— Exercise goal —
Every record must be repeated exactly, with no omission.

--------------------------------------------------

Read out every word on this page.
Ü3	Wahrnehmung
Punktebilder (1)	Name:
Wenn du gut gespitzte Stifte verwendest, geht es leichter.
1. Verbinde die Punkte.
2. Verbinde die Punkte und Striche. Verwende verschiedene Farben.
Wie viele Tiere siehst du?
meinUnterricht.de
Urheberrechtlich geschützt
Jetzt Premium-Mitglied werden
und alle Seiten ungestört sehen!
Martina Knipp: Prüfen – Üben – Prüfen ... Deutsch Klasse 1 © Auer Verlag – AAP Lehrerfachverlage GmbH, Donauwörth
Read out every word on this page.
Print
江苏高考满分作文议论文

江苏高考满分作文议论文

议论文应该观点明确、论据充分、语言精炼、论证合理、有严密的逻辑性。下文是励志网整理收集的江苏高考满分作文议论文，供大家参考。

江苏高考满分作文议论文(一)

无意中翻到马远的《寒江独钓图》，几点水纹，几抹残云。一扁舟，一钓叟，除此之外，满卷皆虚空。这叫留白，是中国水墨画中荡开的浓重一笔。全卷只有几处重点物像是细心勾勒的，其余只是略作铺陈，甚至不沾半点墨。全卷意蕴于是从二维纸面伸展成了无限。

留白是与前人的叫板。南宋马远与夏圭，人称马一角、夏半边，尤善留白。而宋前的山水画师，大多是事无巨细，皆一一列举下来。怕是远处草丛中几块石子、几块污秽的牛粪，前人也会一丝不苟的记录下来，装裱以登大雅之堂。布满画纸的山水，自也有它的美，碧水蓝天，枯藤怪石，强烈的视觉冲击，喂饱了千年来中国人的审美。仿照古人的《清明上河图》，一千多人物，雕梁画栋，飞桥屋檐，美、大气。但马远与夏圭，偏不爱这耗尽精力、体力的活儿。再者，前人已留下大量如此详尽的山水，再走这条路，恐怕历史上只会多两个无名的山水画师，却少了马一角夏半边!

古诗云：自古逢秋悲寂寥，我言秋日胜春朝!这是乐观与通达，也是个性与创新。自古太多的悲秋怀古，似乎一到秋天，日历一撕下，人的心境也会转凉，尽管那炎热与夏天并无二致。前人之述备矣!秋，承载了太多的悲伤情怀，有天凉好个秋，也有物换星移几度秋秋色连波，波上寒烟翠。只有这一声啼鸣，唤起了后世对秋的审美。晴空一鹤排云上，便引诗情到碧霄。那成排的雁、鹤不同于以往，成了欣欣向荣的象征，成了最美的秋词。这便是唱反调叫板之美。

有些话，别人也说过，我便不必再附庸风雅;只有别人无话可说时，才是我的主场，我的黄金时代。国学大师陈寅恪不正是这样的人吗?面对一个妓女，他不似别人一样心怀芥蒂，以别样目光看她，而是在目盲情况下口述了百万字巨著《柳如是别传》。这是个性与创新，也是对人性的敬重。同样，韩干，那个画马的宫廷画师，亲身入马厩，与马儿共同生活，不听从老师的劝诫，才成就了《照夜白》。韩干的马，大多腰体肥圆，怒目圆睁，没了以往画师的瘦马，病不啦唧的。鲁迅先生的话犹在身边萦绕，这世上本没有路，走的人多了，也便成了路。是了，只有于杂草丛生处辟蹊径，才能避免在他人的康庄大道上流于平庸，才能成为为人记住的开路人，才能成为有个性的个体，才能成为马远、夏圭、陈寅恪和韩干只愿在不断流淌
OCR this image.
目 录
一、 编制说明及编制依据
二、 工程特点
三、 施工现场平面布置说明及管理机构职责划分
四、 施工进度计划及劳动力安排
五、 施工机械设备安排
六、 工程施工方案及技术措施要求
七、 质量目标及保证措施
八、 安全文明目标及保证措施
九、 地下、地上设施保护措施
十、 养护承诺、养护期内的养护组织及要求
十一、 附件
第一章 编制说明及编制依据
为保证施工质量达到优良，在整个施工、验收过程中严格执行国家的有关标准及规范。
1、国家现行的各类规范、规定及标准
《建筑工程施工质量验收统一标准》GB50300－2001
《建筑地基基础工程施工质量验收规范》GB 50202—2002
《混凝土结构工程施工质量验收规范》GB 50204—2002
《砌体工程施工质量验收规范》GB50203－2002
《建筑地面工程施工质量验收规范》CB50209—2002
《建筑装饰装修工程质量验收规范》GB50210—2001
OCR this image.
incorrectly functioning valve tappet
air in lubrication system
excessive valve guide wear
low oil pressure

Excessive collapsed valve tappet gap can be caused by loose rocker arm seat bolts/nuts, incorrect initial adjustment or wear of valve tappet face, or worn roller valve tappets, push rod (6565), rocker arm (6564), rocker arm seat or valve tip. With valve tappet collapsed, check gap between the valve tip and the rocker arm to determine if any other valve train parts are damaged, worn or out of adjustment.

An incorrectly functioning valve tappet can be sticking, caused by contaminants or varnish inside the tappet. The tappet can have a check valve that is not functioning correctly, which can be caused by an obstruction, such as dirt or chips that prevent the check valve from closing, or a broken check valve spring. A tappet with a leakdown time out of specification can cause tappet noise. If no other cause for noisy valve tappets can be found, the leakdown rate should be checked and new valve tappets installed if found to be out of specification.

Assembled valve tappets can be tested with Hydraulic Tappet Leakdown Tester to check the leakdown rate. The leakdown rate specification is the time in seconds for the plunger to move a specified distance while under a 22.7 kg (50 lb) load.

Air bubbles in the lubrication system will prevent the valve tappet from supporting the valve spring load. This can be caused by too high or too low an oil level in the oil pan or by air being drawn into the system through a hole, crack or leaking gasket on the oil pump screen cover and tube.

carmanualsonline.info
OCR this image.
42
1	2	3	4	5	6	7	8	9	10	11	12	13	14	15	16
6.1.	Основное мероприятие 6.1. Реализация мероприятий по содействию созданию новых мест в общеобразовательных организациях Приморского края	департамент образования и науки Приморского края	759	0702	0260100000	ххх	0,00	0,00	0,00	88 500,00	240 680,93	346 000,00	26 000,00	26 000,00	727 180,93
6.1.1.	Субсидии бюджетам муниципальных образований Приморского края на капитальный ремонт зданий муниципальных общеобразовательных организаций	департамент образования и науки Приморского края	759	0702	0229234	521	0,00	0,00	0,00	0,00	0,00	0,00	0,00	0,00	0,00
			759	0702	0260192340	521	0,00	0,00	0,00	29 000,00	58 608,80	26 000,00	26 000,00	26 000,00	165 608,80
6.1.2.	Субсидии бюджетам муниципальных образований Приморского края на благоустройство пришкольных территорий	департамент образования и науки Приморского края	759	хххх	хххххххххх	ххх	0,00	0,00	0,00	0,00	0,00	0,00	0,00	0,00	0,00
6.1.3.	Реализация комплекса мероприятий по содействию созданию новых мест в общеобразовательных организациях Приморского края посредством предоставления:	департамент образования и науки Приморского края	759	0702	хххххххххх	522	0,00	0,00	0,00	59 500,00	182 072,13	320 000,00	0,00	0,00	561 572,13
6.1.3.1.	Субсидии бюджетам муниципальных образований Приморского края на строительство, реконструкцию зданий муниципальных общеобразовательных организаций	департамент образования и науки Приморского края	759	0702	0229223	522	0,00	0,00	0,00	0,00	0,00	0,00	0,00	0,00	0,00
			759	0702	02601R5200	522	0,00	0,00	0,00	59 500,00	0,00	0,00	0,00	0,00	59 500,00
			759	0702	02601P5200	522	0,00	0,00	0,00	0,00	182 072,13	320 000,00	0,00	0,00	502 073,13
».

--------------------------------------------------

— Exercise response —
Read out every word on this page.
Ü3	Wahrnehmung
Punktebilder (1)	Name:
Wenn du gut gespitzte Stifte verwendest, geht es leichter.
1. Verbinde die Punkte.
2. Verbinde die Punkte und Striche. Verwende verschiedene Farben.
Wie viele Tiere siehst du?
meinUnterricht.de
Urheberrechtlich geschützt
Jetzt Premium-Mitglied werden
und alle Seiten ungestört sehen!
Martina Knipp: Prüfen – Üben – Prüfen ... Deutsch Klasse 1 © Auer Verlag – AAP Lehrerfachverlage GmbH, Donauwörth
Read out every word on this page.
Print
江苏高考满分作文议论文

江苏高考满分作文议论文

议论文应该观点明确、论据充分、语言精炼、论证合理、有严密的逻辑性。下文是励志网整理收集的江苏高考满分作文议论文，供大家参考。

江苏高考满分作文议论文(一)

无意中翻到马远的《寒江独钓图》，几点水纹，几抹残云。一扁舟，一钓叟，除此之外，满卷皆虚空。这叫留白，是中国水墨画中荡开的浓重一笔。全卷只有几处重点物像是细心勾勒的，其余只是略作铺陈，甚至不沾半点墨。全卷意蕴于是从二维纸面伸展成了无限。

留白是与前人的叫板。南宋马远与夏圭，人称马一角、夏半边，尤善留白。而宋前的山水画师，大多是事无巨细，皆一一列举下来。怕是远处草丛中几块石子、几块污秽的牛粪，前人也会一丝不苟的记录下来，装裱以登大雅之堂。布满画纸的山水，自也有它的美，碧水蓝天，枯藤怪石，强烈的视觉冲击，喂饱了千年来中国人的审美。仿照古人的《清明上河图》，一千多人物，雕梁画栋，飞桥屋檐，美、大气。但马远与夏圭，偏不爱这耗尽精力、体力的活儿。再者，前人已留下大量如此详尽的山水，再走这条路，恐怕历史上只会多两个无名的山水画师，却少了马一角夏半边!

古诗云：自古逢秋悲寂寥，我言秋日胜春朝!这是乐观与通达，也是个性与创新。自古太多的悲秋怀古，似乎一到秋天，日历一撕下，人的心境也会转凉，尽管那炎热与夏天并无二致。前人之述备矣!秋，承载了太多的悲伤情怀，有天凉好个秋，也有物换星移几度秋秋色连波，波上寒烟翠。只有这一声啼鸣，唤起了后世对秋的审美。晴空一鹤排云上，便引诗情到碧霄。那成排的雁、鹤不同于以往，成了欣欣向荣的象征，成了最美的秋词。这便是唱反调叫板之美。

有些话，别人也说过，我便不必再附庸风雅;只有别人无话可说时，才是我的主场，我的黄金时代。国学大师陈寅恪不正是这样的人吗?面对一个妓女，他不似别人一样心怀芥蒂，以别样目光看她，而是在目盲情况下口述了百万字巨著《柳如是别传》。这是个性与创新，也是对人性的敬重。同样，韩干，那个画马的宫廷画师，亲身入马厩，与马儿共同生活，不听从老师的劝诫，才成就了《照夜白》。韩干的马，大多腰体肥圆，怒目圆睁，没了以往画师的瘦马，病不啦唧的。鲁迅先生的话犹在身边萦绕，这世上本没有路，走的人多了，也便成了路。是了，只有于杂草丛生处辟蹊径，才能避免在他人的康庄大道上流于平庸，才能成为为人记住的开路人，才能成为有个性的个体，才能成为马远、夏圭、陈寅恪和韩干只愿在不断流淌
OCR this image.
目 录
一、 编制说明及编制依据
二、 工程特点
三、 施工现场平面布置说明及管理机构职责划分
四、 施工进度计划及劳动力安排
五、 施工机械设备安排
六、 工程施工方案及技术措施要求
七、 质量目标及保证措施
八、 安全文明目标及保证措施
九、 地下、地上设施保护措施
十、 养护承诺、养护期内的养护组织及要求
十一、 附件
第一章 编制说明及编制依据
为保证施工质量达到优良，在整个施工、验收过程中严格执行国家的有关标准及规范。
1、国家现行的各类规范、规定及标准
《建筑工程施工质量验收统一标准》GB50300－2001
《建筑地基基础工程施工质量验收规范》GB 50202—2002
《混凝土结构工程施工质量验收规范》GB 50204—2002
《砌体工程施工质量验收规范》GB50203－2002
《建筑地面工程施工质量验收规范》CB50209—2002
《建筑装饰装修工程质量验收规范》GB50210—2001
OCR this image.
incorrectly functioning valve tappet
air in lubrication system
excessive valve guide wear
low oil pressure

Excessive collapsed valve tappet gap can be caused by loose rocker arm seat bolts/nuts, incorrect initial adjustment or wear of valve tappet face, or worn roller valve tappets, push rod (6565), rocker arm (6564), rocker arm seat or valve tip. With valve tappet collapsed, check gap between the valve tip and the rocker arm to determine if any other valve train parts are damaged, worn or out of adjustment.

An incorrectly functioning valve tappet can be sticking, caused by contaminants or varnish inside the tappet. The tappet can have a check valve that is not functioning correctly, which can be caused by an obstruction, such as dirt or chips that prevent the check valve from closing, or a broken check valve spring. A tappet with a leakdown time out of specification can cause tappet noise. If no other cause for noisy valve tappets can be found, the leakdown rate should be checked and new valve tappets installed if found to be out of specification.

Assembled valve tappets can be tested with Hydraulic Tappet Leakdown Tester to check the leakdown rate. The leakdown rate specification is the time in seconds for the plunger to move a specified distance while under a 22.7 kg (50 lb) load.

Air bubbles in the lubrication system will prevent the valve tappet from supporting the valve spring load. This can be caused by too high or too low an oil level in the oil pan or by air being drawn into the system through a hole, crack or leaking gasket on the oil pump screen cover and tube.

carmanualsonline.info
OCR this image.
42
1	2	3	4	5	6	7	8	9	10	11	12	13	14	15	16
6.1.	Основное мероприятие 6.1. Реализация мероприятий по содействию созданию новых мест в общеобразовательных организациях Приморского края	департамент образования и науки Приморского края	759	0702	0260100000	ххх	0,00	0,00	0,00	88 500,00	240 680,93	346 000,00	26 000,00	26 000,00	727 180,93
6.1.1.	Субсидии бюджетам муниципальных образований Приморского края на капитальный ремонт зданий муниципальных общеобразовательных организаций	департамент образования и науки Приморского края	759	0702	0229234	521	0,00	0,00	0,00	0,00	0,00	0,00	0,00	0,00	0,00
			759	0702	0260192340	521	0,00	0,00	0,00	29 000,00	58 608,80	26 000,00	26 000,00	26 000,00	165 608,80
6.1.2.	Субсидии бюджетам муниципальных образований Приморского края на благоустройство пришкольных территорий	департамент образования и науки Приморского края	759	хххх	хххххххххх	ххх	0,00	0,00	0,00	0,00	0,00	0,00	0,00	0,00	0,00
6.1.3.	Реализация комплекса мероприятий по содействию созданию новых мест в общеобразовательных организациях Приморского края посредством предоставления:	департамент образования и науки Приморского края	759	0702	хххххххххх	522	0,00	0,00	0,00	59 500,00	182 072,13	320 000,00	0,00	0,00	561 572,13
6.1.3.1.	Субсидии бюджетам муниципальных образований Приморского края на строительство, реконструкцию зданий муниципальных общеобразовательных организаций	департамент образования и науки Приморского края	759	0702	0229223	522	0,00	0,00	0,00	0,00	0,00	0,00	0,00	0,00	0,00
			759	0702	02601R5200	522	0,00	0,00	0,00	59 500,00	0,00	0,00	0,00	0,00	59 500,00
			759	0702	02601P5200	522	0,00	0,00	0,00	0,00	182 072,13	320 000,00	0,00	0,00	502 073,13
».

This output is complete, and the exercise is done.